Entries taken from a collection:
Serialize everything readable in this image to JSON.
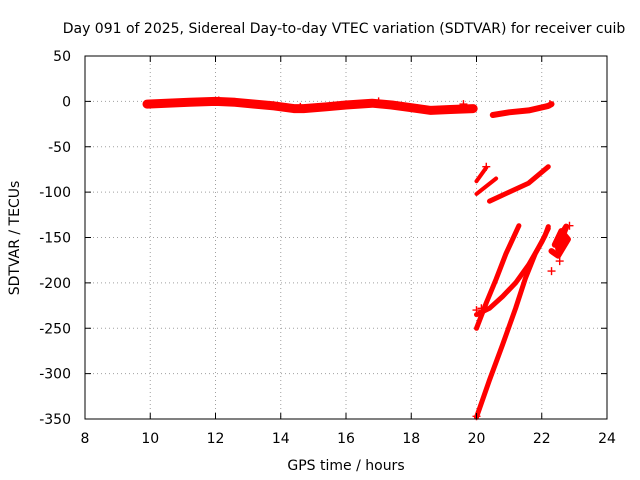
{
  "chart_data": {
    "type": "scatter",
    "title": "Day 091 of 2025, Sidereal Day-to-day VTEC variation (SDTVAR) for receiver cuib",
    "xlabel": "GPS time / hours",
    "ylabel": "SDTVAR / TECUs",
    "xlim": [
      8,
      24
    ],
    "ylim": [
      -350,
      50
    ],
    "xticks": [
      8,
      10,
      12,
      14,
      16,
      18,
      20,
      22,
      24
    ],
    "yticks": [
      50,
      0,
      -50,
      -100,
      -150,
      -200,
      -250,
      -300,
      -350
    ],
    "xtick_labels": [
      "8",
      "10",
      "12",
      "14",
      "16",
      "18",
      "20",
      "22",
      "24"
    ],
    "ytick_labels": [
      "50",
      "0",
      "-50",
      "-100",
      "-150",
      "-200",
      "-250",
      "-300",
      "-350"
    ],
    "grid": true,
    "legend": "none",
    "marker": "plus",
    "color": "#ff0000",
    "series": [
      {
        "name": "band-main",
        "width": 9,
        "points": [
          [
            9.9,
            -3
          ],
          [
            10.5,
            -2
          ],
          [
            11.2,
            -1
          ],
          [
            12.0,
            0
          ],
          [
            12.6,
            -1
          ],
          [
            13.2,
            -3
          ],
          [
            13.8,
            -5
          ],
          [
            14.4,
            -8
          ],
          [
            14.7,
            -8
          ],
          [
            15.4,
            -6
          ],
          [
            16.0,
            -4
          ],
          [
            16.8,
            -2
          ],
          [
            17.4,
            -4
          ],
          [
            18.0,
            -7
          ],
          [
            18.6,
            -10
          ],
          [
            19.2,
            -9
          ],
          [
            19.9,
            -8
          ]
        ]
      },
      {
        "name": "band-tail",
        "width": 6,
        "points": [
          [
            20.5,
            -15
          ],
          [
            21.0,
            -12
          ],
          [
            21.6,
            -10
          ],
          [
            22.2,
            -5
          ],
          [
            22.3,
            -3
          ]
        ]
      },
      {
        "name": "short-1",
        "width": 4,
        "points": [
          [
            20.0,
            -88
          ],
          [
            20.3,
            -73
          ]
        ]
      },
      {
        "name": "short-2",
        "width": 4,
        "points": [
          [
            20.0,
            -102
          ],
          [
            20.6,
            -85
          ]
        ]
      },
      {
        "name": "arc-upper",
        "width": 5,
        "points": [
          [
            20.4,
            -110
          ],
          [
            21.0,
            -100
          ],
          [
            21.6,
            -90
          ],
          [
            22.2,
            -72
          ]
        ]
      },
      {
        "name": "ramp-left",
        "width": 5,
        "points": [
          [
            20.0,
            -250
          ],
          [
            20.3,
            -222
          ],
          [
            20.6,
            -196
          ],
          [
            20.9,
            -168
          ],
          [
            21.3,
            -137
          ]
        ]
      },
      {
        "name": "ramp-steep",
        "width": 5,
        "points": [
          [
            20.0,
            -348
          ],
          [
            20.4,
            -307
          ],
          [
            20.8,
            -268
          ],
          [
            21.2,
            -228
          ],
          [
            21.5,
            -195
          ],
          [
            21.8,
            -168
          ],
          [
            22.1,
            -148
          ],
          [
            22.2,
            -138
          ]
        ]
      },
      {
        "name": "ramp-mid",
        "width": 5,
        "points": [
          [
            20.0,
            -235
          ],
          [
            20.4,
            -228
          ],
          [
            20.8,
            -215
          ],
          [
            21.2,
            -200
          ],
          [
            21.6,
            -180
          ],
          [
            22.0,
            -155
          ],
          [
            22.2,
            -140
          ]
        ]
      },
      {
        "name": "cluster",
        "width": 6,
        "points": [
          [
            22.3,
            -165
          ],
          [
            22.5,
            -170
          ],
          [
            22.8,
            -152
          ],
          [
            22.6,
            -143
          ],
          [
            22.4,
            -158
          ],
          [
            22.75,
            -138
          ],
          [
            22.5,
            -162
          ]
        ]
      }
    ],
    "markers": [
      [
        22.3,
        -187
      ],
      [
        22.55,
        -176
      ],
      [
        22.85,
        -137
      ],
      [
        20.3,
        -72
      ],
      [
        20.0,
        -230
      ],
      [
        20.15,
        -228
      ],
      [
        14.6,
        -6
      ],
      [
        17.0,
        0
      ],
      [
        12.1,
        1
      ],
      [
        19.6,
        -3
      ],
      [
        22.25,
        -3
      ],
      [
        20.0,
        -347
      ]
    ]
  }
}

WORK TO COMPLETE:
Find how many lines in the listing hold "name", and reply with that number only.

WRITTEN RESPONSE:
9